[Data entries for graphics]
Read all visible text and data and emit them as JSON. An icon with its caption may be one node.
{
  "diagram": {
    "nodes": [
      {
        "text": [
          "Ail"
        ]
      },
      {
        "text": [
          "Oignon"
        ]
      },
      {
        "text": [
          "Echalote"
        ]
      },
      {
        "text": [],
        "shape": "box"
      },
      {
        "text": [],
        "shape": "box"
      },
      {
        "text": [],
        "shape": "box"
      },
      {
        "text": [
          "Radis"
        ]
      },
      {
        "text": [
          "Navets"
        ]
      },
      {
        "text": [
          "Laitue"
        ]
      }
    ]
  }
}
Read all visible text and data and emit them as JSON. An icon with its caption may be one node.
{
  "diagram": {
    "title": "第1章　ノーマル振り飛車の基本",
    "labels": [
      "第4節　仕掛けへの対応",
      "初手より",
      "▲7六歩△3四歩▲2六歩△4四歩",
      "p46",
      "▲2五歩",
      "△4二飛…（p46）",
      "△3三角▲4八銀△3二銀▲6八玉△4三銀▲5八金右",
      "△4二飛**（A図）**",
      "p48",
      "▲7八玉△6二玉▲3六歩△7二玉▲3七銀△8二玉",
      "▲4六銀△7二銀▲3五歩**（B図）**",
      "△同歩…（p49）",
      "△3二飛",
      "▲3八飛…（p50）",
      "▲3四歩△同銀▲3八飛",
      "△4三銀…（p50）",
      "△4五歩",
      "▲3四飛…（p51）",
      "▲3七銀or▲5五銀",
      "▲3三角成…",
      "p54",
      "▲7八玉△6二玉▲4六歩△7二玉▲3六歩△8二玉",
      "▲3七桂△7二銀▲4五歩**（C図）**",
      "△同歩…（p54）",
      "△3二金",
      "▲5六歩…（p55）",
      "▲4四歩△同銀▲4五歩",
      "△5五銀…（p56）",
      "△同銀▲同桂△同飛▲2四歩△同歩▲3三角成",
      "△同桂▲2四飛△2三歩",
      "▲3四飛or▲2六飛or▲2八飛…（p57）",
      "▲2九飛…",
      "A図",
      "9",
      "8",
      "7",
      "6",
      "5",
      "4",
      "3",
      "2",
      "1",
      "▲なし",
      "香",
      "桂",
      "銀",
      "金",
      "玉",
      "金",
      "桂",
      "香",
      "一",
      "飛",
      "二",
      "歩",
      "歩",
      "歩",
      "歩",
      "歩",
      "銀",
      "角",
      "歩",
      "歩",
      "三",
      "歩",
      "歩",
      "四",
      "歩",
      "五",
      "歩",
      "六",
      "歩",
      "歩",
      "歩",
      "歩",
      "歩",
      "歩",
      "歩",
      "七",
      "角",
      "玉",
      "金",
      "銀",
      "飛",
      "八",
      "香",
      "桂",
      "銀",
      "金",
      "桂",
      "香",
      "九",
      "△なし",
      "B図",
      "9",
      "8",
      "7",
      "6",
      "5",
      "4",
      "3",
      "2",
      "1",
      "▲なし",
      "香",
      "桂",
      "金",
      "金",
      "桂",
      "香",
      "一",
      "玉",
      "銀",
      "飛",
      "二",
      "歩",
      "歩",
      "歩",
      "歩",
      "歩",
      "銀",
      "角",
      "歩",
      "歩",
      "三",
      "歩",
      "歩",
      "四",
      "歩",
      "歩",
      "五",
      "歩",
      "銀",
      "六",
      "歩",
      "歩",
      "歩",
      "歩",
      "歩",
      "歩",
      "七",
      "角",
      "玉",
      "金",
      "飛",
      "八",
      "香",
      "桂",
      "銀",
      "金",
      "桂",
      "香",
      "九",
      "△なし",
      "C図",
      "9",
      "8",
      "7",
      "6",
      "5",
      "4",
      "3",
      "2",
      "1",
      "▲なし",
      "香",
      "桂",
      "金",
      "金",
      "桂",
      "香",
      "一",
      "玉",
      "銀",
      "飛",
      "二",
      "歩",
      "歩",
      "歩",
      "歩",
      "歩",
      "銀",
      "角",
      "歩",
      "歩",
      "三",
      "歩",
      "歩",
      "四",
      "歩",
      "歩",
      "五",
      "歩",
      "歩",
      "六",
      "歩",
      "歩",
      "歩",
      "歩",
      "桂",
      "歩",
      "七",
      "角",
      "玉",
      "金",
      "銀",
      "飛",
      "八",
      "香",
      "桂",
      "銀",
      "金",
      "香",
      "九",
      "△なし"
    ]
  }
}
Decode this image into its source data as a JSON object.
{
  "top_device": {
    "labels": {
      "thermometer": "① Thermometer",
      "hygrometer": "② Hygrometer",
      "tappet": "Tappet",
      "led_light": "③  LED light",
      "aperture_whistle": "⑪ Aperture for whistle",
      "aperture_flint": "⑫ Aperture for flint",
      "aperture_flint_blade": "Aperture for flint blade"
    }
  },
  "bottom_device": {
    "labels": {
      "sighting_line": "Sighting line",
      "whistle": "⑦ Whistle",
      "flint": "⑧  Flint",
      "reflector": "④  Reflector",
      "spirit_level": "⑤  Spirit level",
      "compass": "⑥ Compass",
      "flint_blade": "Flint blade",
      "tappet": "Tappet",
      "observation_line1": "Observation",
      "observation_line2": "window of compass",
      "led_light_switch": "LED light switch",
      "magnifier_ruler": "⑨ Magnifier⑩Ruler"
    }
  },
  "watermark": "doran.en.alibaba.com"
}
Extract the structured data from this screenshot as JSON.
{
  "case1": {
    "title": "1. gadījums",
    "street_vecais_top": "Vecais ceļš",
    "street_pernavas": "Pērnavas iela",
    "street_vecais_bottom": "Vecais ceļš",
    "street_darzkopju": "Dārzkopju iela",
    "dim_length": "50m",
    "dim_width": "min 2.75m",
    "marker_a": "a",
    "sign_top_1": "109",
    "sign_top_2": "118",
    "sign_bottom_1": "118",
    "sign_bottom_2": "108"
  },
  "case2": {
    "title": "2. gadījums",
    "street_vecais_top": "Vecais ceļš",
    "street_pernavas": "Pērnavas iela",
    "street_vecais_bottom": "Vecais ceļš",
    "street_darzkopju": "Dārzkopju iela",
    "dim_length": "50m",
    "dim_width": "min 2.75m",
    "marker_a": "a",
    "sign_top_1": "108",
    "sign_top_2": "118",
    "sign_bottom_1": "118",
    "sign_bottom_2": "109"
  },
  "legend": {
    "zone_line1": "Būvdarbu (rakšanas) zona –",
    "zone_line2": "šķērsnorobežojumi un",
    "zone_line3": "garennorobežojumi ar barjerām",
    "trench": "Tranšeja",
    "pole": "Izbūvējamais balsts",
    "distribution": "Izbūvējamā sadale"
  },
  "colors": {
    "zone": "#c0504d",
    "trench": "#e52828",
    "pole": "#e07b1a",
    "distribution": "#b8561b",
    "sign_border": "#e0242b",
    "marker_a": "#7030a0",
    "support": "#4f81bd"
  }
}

● Exercise requirements:
Set down every record above exactly as given.

● Solution below:
Read all visible text and data and emit them as JSON. An icon with its caption may be one node.
{
  "diagram": {
    "nodes": [
      {
        "text": [
          "Ail"
        ]
      },
      {
        "text": [
          "Oignon"
        ]
      },
      {
        "text": [
          "Echalote"
        ]
      },
      {
        "text": [],
        "shape": "box"
      },
      {
        "text": [],
        "shape": "box"
      },
      {
        "text": [],
        "shape": "box"
      },
      {
        "text": [
          "Radis"
        ]
      },
      {
        "text": [
          "Navets"
        ]
      },
      {
        "text": [
          "Laitue"
        ]
      }
    ]
  }
}
Read all visible text and data and emit them as JSON. An icon with its caption may be one node.
{
  "diagram": {
    "title": "第1章　ノーマル振り飛車の基本",
    "labels": [
      "第4節　仕掛けへの対応",
      "初手より",
      "▲7六歩△3四歩▲2六歩△4四歩",
      "p46",
      "▲2五歩",
      "△4二飛…（p46）",
      "△3三角▲4八銀△3二銀▲6八玉△4三銀▲5八金右",
      "△4二飛**（A図）**",
      "p48",
      "▲7八玉△6二玉▲3六歩△7二玉▲3七銀△8二玉",
      "▲4六銀△7二銀▲3五歩**（B図）**",
      "△同歩…（p49）",
      "△3二飛",
      "▲3八飛…（p50）",
      "▲3四歩△同銀▲3八飛",
      "△4三銀…（p50）",
      "△4五歩",
      "▲3四飛…（p51）",
      "▲3七銀or▲5五銀",
      "▲3三角成…",
      "p54",
      "▲7八玉△6二玉▲4六歩△7二玉▲3六歩△8二玉",
      "▲3七桂△7二銀▲4五歩**（C図）**",
      "△同歩…（p54）",
      "△3二金",
      "▲5六歩…（p55）",
      "▲4四歩△同銀▲4五歩",
      "△5五銀…（p56）",
      "△同銀▲同桂△同飛▲2四歩△同歩▲3三角成",
      "△同桂▲2四飛△2三歩",
      "▲3四飛or▲2六飛or▲2八飛…（p57）",
      "▲2九飛…",
      "A図",
      "9",
      "8",
      "7",
      "6",
      "5",
      "4",
      "3",
      "2",
      "1",
      "▲なし",
      "香",
      "桂",
      "銀",
      "金",
      "玉",
      "金",
      "桂",
      "香",
      "一",
      "飛",
      "二",
      "歩",
      "歩",
      "歩",
      "歩",
      "歩",
      "銀",
      "角",
      "歩",
      "歩",
      "三",
      "歩",
      "歩",
      "四",
      "歩",
      "五",
      "歩",
      "六",
      "歩",
      "歩",
      "歩",
      "歩",
      "歩",
      "歩",
      "歩",
      "七",
      "角",
      "玉",
      "金",
      "銀",
      "飛",
      "八",
      "香",
      "桂",
      "銀",
      "金",
      "桂",
      "香",
      "九",
      "△なし",
      "B図",
      "9",
      "8",
      "7",
      "6",
      "5",
      "4",
      "3",
      "2",
      "1",
      "▲なし",
      "香",
      "桂",
      "金",
      "金",
      "桂",
      "香",
      "一",
      "玉",
      "銀",
      "飛",
      "二",
      "歩",
      "歩",
      "歩",
      "歩",
      "歩",
      "銀",
      "角",
      "歩",
      "歩",
      "三",
      "歩",
      "歩",
      "四",
      "歩",
      "歩",
      "五",
      "歩",
      "銀",
      "六",
      "歩",
      "歩",
      "歩",
      "歩",
      "歩",
      "歩",
      "七",
      "角",
      "玉",
      "金",
      "飛",
      "八",
      "香",
      "桂",
      "銀",
      "金",
      "桂",
      "香",
      "九",
      "△なし",
      "C図",
      "9",
      "8",
      "7",
      "6",
      "5",
      "4",
      "3",
      "2",
      "1",
      "▲なし",
      "香",
      "桂",
      "金",
      "金",
      "桂",
      "香",
      "一",
      "玉",
      "銀",
      "飛",
      "二",
      "歩",
      "歩",
      "歩",
      "歩",
      "歩",
      "銀",
      "角",
      "歩",
      "歩",
      "三",
      "歩",
      "歩",
      "四",
      "歩",
      "歩",
      "五",
      "歩",
      "歩",
      "六",
      "歩",
      "歩",
      "歩",
      "歩",
      "桂",
      "歩",
      "七",
      "角",
      "玉",
      "金",
      "銀",
      "飛",
      "八",
      "香",
      "桂",
      "銀",
      "金",
      "香",
      "九",
      "△なし"
    ]
  }
}
Decode this image into its source data as a JSON object.
{
  "top_device": {
    "labels": {
      "thermometer": "① Thermometer",
      "hygrometer": "② Hygrometer",
      "tappet": "Tappet",
      "led_light": "③  LED light",
      "aperture_whistle": "⑪ Aperture for whistle",
      "aperture_flint": "⑫ Aperture for flint",
      "aperture_flint_blade": "Aperture for flint blade"
    }
  },
  "bottom_device": {
    "labels": {
      "sighting_line": "Sighting line",
      "whistle": "⑦ Whistle",
      "flint": "⑧  Flint",
      "reflector": "④  Reflector",
      "spirit_level": "⑤  Spirit level",
      "compass": "⑥ Compass",
      "flint_blade": "Flint blade",
      "tappet": "Tappet",
      "observation_line1": "Observation",
      "observation_line2": "window of compass",
      "led_light_switch": "LED light switch",
      "magnifier_ruler": "⑨ Magnifier⑩Ruler"
    }
  },
  "watermark": "doran.en.alibaba.com"
}
Extract the structured data from this screenshot as JSON.
{
  "case1": {
    "title": "1. gadījums",
    "street_vecais_top": "Vecais ceļš",
    "street_pernavas": "Pērnavas iela",
    "street_vecais_bottom": "Vecais ceļš",
    "street_darzkopju": "Dārzkopju iela",
    "dim_length": "50m",
    "dim_width": "min 2.75m",
    "marker_a": "a",
    "sign_top_1": "109",
    "sign_top_2": "118",
    "sign_bottom_1": "118",
    "sign_bottom_2": "108"
  },
  "case2": {
    "title": "2. gadījums",
    "street_vecais_top": "Vecais ceļš",
    "street_pernavas": "Pērnavas iela",
    "street_vecais_bottom": "Vecais ceļš",
    "street_darzkopju": "Dārzkopju iela",
    "dim_length": "50m",
    "dim_width": "min 2.75m",
    "marker_a": "a",
    "sign_top_1": "108",
    "sign_top_2": "118",
    "sign_bottom_1": "118",
    "sign_bottom_2": "109"
  },
  "legend": {
    "zone_line1": "Būvdarbu (rakšanas) zona –",
    "zone_line2": "šķērsnorobežojumi un",
    "zone_line3": "garennorobežojumi ar barjerām",
    "trench": "Tranšeja",
    "pole": "Izbūvējamais balsts",
    "distribution": "Izbūvējamā sadale"
  },
  "colors": {
    "zone": "#c0504d",
    "trench": "#e52828",
    "pole": "#e07b1a",
    "distribution": "#b8561b",
    "sign_border": "#e0242b",
    "marker_a": "#7030a0",
    "support": "#4f81bd"
  }
}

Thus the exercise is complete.